▸ LISTING
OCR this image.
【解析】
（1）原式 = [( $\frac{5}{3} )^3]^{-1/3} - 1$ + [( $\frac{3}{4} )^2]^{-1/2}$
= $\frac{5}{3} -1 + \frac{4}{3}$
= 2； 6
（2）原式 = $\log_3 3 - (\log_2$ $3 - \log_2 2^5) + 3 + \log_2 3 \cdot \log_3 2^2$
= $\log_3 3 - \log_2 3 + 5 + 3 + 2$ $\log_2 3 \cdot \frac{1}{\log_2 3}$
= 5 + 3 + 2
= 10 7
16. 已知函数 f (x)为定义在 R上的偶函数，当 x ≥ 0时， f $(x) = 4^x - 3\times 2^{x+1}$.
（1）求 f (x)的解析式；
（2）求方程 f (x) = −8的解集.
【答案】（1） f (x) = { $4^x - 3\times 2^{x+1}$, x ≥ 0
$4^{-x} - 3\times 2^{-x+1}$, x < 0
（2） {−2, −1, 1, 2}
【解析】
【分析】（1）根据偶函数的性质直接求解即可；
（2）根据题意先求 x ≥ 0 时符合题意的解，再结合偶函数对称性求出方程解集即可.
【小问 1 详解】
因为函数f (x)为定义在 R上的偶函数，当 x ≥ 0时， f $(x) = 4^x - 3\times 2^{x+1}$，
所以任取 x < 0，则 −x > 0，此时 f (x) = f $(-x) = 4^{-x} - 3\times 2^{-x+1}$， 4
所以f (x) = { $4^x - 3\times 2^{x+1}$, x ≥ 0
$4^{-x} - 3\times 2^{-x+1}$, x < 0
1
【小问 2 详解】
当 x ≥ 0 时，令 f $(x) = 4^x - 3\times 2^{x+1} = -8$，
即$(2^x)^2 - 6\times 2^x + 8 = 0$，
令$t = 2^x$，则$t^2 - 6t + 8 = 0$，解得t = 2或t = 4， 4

▸ DIRECTIONS FOR THIS TASK
Extract every line containing the string "cdot" from the material.

▸ RESPONSE
（2）原式 = $\log_3 3 - (\log_2$ $3 - \log_2 2^5) + 3 + \log_2 3 \cdot \log_3 2^2$
= $\log_3 3 - \log_2 3 + 5 + 3 + 2$ $\log_2 3 \cdot \frac{1}{\log_2 3}$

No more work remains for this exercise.